● **What to work on**: Wherever "低波动因子" appears in a line, list that line.

....................

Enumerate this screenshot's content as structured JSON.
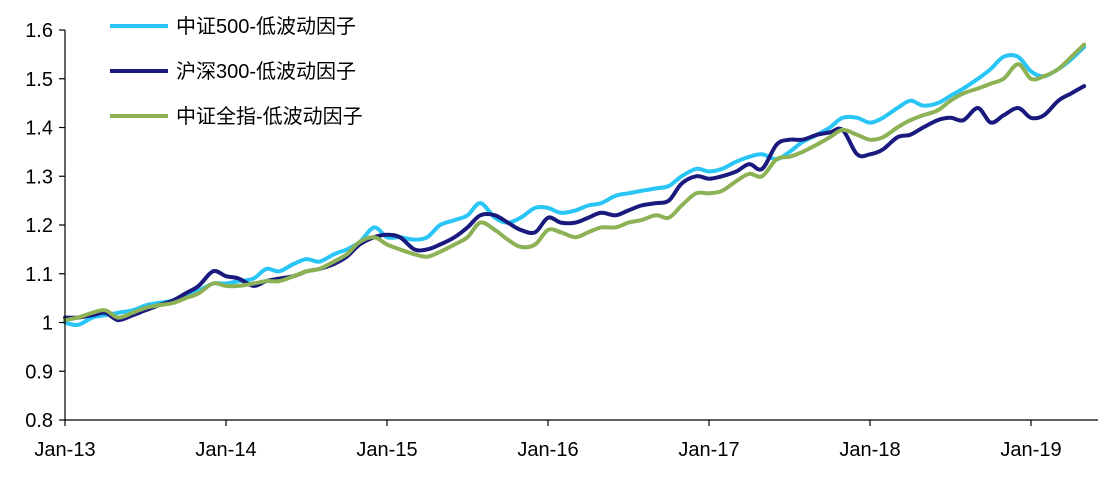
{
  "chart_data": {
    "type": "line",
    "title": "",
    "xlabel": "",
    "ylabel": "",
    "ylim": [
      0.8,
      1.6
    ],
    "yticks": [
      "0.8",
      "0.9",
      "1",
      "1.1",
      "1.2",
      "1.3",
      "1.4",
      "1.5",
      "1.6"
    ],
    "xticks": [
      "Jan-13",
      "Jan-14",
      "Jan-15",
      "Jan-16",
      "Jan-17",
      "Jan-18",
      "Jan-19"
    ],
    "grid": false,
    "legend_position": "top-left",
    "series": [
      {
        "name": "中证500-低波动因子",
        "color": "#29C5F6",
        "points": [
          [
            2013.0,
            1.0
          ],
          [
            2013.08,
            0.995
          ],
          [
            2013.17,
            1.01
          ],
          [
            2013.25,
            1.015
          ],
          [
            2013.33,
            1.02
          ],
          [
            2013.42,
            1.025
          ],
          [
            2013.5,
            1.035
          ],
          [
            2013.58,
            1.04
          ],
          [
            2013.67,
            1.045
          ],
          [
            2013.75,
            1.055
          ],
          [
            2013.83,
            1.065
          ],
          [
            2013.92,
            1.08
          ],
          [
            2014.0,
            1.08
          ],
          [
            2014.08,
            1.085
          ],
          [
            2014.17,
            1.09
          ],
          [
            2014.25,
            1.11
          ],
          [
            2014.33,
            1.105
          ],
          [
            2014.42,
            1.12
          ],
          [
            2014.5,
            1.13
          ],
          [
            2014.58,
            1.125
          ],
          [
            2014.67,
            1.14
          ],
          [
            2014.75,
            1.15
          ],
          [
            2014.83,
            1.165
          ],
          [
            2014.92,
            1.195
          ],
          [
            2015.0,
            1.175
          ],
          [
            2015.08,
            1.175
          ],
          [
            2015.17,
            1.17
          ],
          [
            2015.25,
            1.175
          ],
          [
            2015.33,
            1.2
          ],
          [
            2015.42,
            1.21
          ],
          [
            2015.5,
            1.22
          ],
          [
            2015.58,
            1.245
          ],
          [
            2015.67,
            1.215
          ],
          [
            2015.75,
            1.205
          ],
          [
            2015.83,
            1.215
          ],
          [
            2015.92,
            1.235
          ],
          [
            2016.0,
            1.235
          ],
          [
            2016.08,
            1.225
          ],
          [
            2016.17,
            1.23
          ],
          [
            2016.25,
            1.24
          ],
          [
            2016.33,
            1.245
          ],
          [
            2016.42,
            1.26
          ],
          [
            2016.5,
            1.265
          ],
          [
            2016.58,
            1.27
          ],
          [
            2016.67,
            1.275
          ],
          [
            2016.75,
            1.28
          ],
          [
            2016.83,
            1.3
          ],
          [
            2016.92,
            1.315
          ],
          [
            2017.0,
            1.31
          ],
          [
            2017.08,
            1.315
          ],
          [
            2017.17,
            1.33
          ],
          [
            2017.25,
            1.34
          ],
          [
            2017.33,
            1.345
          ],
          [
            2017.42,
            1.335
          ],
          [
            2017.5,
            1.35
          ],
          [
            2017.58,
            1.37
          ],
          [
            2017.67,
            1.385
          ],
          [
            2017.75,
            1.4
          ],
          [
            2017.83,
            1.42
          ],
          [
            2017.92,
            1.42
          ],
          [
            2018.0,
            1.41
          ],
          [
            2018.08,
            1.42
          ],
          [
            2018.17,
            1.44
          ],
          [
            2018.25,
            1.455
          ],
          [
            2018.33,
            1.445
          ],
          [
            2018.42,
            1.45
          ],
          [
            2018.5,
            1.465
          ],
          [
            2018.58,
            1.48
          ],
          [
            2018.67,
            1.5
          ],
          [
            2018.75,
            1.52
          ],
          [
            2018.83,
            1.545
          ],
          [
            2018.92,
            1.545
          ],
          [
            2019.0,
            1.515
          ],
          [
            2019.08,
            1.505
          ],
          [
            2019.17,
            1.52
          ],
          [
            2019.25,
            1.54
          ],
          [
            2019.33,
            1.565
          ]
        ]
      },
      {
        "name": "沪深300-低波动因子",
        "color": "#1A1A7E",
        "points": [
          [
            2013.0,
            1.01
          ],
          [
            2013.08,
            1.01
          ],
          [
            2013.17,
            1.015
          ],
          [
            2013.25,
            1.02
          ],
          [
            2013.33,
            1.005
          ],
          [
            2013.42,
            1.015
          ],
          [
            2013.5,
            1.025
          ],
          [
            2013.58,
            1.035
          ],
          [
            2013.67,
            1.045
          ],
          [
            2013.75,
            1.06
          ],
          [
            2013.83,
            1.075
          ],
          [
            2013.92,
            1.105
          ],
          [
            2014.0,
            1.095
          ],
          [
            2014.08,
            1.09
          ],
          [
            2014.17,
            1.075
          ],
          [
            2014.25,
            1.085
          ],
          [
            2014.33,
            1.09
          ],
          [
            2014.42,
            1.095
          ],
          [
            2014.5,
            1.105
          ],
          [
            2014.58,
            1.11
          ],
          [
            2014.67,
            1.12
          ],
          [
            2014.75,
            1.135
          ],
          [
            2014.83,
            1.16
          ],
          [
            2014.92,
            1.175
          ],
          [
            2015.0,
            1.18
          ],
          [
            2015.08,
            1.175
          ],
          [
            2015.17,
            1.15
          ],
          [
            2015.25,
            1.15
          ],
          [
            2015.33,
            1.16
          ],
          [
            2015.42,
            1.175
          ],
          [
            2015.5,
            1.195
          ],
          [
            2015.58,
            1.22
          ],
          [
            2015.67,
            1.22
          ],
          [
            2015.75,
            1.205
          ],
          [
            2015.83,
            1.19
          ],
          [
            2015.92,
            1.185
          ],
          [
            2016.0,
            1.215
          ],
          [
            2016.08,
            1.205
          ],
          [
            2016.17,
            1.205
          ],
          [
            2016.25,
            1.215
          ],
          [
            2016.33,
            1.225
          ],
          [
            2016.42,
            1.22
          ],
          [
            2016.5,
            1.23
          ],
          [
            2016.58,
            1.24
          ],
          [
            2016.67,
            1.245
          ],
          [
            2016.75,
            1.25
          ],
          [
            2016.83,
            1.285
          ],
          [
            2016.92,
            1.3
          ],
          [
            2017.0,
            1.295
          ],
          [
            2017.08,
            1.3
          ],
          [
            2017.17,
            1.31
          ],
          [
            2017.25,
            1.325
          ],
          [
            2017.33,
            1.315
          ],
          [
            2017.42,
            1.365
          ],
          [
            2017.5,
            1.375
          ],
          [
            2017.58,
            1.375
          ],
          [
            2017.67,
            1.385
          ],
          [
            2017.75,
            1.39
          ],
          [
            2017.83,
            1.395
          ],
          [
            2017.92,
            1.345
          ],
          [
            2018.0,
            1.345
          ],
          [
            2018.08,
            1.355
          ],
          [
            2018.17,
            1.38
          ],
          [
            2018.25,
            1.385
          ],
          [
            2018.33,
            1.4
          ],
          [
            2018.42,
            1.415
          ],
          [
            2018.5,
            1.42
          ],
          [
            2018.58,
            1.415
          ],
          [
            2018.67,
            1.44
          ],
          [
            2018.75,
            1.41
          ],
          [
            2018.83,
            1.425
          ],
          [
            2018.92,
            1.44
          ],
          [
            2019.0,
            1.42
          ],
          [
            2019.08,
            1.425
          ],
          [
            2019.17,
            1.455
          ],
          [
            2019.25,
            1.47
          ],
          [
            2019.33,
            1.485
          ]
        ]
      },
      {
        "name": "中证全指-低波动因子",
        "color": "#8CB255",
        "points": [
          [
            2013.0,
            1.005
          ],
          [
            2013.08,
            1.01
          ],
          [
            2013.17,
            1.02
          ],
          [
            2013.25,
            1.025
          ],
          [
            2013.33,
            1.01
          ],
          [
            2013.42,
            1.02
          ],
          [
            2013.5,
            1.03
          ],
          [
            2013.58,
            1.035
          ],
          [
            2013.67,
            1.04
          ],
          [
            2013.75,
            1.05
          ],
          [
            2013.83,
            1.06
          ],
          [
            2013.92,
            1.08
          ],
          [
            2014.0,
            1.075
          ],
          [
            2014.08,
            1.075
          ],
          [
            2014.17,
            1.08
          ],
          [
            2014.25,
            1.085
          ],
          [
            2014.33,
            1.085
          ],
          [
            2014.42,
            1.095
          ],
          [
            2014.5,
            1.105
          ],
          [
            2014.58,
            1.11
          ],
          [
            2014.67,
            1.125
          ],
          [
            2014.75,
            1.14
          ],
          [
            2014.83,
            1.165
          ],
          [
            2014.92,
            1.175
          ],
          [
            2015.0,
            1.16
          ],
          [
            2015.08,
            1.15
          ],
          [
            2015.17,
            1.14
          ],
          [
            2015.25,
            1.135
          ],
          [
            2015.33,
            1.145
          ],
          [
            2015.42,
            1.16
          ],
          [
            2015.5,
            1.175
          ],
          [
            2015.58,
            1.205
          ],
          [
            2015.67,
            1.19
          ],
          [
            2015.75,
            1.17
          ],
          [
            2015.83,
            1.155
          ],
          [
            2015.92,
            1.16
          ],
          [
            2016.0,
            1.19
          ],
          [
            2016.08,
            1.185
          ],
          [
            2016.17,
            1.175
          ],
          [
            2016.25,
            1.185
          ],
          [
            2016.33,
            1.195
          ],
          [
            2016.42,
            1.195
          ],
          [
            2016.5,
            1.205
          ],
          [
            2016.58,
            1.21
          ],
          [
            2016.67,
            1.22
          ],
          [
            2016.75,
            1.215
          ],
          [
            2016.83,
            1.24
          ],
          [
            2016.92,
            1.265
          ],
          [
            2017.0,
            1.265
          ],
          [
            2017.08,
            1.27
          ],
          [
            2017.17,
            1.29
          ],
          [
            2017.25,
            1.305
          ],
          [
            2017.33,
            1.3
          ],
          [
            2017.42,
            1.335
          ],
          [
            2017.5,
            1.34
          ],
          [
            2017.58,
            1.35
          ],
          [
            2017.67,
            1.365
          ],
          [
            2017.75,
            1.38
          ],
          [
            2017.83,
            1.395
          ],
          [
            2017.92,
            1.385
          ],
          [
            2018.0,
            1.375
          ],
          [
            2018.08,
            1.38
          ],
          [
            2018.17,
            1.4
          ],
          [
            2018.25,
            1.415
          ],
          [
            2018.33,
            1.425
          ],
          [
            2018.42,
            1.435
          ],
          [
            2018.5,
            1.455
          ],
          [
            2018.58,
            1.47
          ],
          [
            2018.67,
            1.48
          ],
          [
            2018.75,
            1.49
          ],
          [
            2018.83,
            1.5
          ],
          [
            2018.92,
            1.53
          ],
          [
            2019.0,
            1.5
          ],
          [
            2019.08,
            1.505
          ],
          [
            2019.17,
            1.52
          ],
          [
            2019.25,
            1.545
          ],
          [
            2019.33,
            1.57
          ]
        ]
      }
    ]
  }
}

....................

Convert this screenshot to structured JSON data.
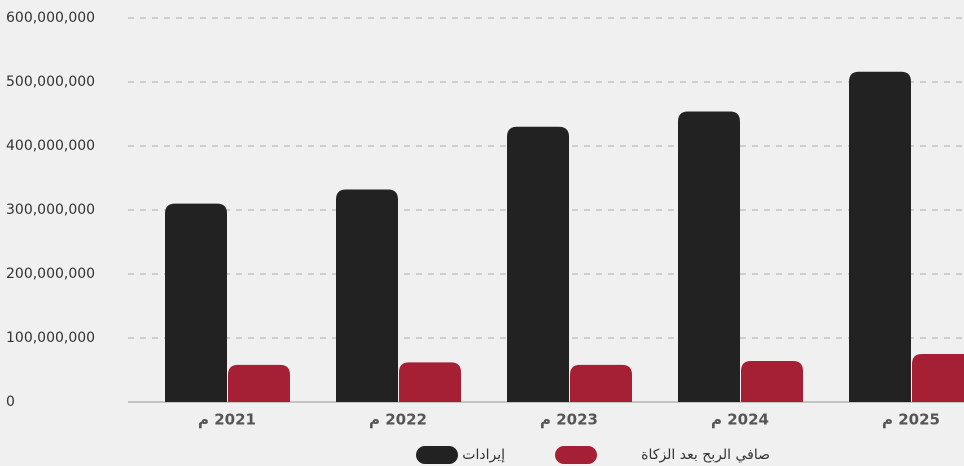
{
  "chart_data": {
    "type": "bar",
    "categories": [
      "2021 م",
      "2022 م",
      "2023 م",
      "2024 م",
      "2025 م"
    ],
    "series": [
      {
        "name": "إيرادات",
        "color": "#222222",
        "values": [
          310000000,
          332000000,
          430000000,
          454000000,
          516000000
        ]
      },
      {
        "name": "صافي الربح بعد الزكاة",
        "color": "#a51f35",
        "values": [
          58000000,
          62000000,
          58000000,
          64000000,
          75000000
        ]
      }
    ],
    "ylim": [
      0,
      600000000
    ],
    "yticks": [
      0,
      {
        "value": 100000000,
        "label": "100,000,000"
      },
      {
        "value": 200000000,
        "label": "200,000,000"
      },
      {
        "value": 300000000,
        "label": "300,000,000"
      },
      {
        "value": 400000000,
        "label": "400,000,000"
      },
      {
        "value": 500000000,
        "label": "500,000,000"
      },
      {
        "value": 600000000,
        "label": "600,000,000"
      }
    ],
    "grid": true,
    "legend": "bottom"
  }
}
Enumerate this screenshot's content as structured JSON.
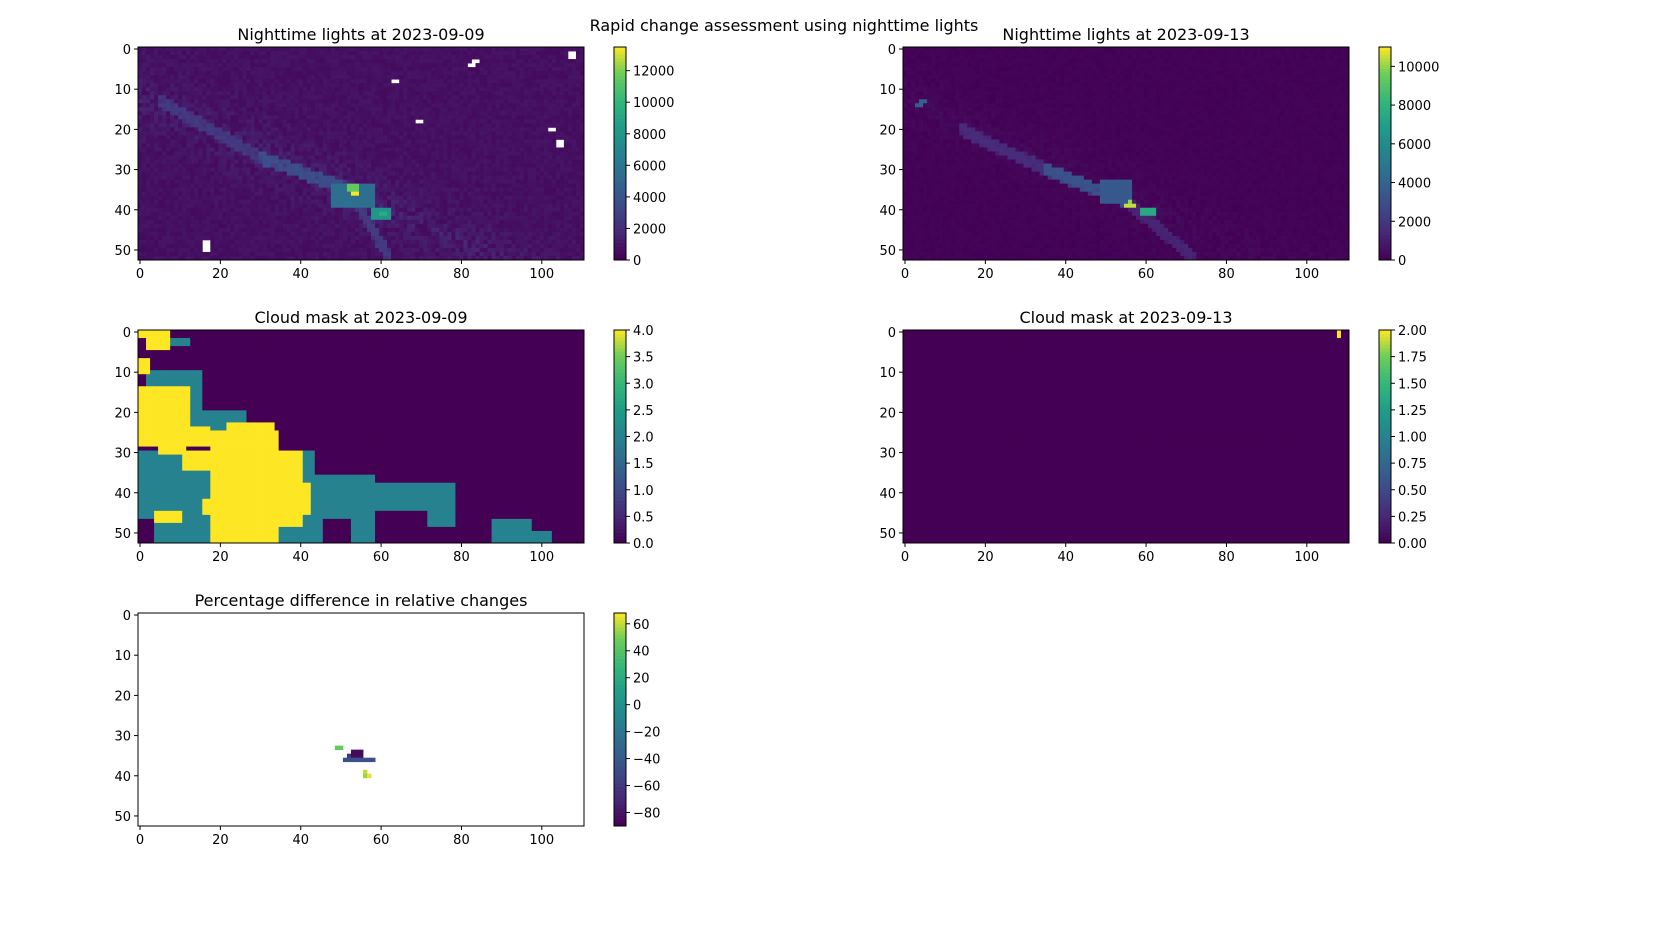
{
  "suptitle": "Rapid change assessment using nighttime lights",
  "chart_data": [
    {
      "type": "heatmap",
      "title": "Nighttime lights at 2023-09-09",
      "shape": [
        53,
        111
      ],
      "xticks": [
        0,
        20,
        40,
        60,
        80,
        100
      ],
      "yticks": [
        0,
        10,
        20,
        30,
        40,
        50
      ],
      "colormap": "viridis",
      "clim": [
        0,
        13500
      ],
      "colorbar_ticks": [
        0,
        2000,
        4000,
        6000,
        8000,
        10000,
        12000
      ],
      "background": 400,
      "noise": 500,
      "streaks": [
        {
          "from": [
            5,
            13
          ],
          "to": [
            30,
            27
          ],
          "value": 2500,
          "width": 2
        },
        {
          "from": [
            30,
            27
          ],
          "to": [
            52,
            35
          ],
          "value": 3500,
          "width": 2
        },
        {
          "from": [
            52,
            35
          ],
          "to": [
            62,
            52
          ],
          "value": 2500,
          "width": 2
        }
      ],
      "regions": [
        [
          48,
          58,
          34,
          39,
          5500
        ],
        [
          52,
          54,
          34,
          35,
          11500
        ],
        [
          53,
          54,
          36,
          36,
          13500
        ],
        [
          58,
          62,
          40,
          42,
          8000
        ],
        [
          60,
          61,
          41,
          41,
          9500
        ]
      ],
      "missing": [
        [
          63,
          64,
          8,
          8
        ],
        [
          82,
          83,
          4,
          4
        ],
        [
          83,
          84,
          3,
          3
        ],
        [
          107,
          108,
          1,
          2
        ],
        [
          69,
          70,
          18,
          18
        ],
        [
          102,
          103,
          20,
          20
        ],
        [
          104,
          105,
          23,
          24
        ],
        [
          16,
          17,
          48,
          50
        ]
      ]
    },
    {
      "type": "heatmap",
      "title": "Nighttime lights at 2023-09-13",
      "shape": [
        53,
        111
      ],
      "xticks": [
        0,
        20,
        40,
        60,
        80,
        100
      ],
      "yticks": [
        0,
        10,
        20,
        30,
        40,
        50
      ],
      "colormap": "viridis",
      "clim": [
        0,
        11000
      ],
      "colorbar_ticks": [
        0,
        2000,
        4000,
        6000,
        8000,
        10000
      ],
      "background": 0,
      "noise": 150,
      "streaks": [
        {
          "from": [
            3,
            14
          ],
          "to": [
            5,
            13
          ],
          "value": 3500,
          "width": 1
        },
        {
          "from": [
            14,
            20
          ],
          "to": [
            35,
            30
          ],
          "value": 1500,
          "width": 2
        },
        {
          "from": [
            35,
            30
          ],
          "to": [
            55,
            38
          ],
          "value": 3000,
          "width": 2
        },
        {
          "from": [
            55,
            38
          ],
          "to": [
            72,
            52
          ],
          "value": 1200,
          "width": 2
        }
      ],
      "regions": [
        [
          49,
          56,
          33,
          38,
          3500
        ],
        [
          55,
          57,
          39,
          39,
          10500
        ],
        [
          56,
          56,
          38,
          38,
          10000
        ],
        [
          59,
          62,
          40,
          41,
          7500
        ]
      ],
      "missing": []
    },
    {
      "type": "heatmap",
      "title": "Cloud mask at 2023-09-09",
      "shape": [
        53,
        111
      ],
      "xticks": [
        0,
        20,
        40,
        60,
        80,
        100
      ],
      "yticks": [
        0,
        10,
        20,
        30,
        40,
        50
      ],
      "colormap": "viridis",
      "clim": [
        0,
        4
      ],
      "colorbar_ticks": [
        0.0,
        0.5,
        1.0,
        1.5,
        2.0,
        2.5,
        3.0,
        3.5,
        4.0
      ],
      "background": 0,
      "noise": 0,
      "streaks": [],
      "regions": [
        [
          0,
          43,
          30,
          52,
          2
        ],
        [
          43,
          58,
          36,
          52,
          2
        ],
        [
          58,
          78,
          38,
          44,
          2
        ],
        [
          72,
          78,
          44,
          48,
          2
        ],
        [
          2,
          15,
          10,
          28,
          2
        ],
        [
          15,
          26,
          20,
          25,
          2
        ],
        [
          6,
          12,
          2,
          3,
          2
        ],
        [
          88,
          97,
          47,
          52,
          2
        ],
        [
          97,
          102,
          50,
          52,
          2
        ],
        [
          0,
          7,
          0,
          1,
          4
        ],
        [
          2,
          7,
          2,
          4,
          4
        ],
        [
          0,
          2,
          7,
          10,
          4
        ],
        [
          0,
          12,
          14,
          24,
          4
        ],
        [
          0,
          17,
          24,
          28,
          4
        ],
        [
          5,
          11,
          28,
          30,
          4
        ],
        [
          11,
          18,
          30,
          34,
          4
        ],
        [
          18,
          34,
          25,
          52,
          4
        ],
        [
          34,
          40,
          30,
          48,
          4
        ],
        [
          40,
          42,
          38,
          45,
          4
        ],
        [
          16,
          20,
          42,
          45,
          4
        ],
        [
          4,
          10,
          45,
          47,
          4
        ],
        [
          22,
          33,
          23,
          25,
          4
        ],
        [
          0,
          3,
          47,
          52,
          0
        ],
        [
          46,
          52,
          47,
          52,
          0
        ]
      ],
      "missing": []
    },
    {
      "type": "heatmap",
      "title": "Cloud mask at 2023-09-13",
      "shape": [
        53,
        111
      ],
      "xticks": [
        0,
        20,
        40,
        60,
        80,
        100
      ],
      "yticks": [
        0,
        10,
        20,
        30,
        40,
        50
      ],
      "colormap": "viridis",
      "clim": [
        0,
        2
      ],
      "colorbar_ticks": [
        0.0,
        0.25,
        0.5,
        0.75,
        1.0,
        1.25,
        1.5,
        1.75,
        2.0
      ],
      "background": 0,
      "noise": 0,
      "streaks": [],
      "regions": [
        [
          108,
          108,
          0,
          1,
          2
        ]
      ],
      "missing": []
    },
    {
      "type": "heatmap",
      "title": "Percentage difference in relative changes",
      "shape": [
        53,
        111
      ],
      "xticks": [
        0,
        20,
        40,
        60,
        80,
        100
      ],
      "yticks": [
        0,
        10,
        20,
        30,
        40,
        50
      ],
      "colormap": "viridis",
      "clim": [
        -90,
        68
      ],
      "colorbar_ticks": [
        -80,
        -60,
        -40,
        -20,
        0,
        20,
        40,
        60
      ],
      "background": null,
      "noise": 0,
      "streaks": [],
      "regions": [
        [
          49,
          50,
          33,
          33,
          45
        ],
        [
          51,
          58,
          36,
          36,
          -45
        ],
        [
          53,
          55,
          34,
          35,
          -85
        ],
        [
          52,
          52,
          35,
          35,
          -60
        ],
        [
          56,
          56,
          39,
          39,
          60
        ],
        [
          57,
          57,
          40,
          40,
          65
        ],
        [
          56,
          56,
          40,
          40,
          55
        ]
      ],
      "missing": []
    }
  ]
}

....................

● **Worked solution**:
        "name": "中证500-低波动因子",
        "name": "沪深300-低波动因子",
        "name": "中证全指-低波动因子",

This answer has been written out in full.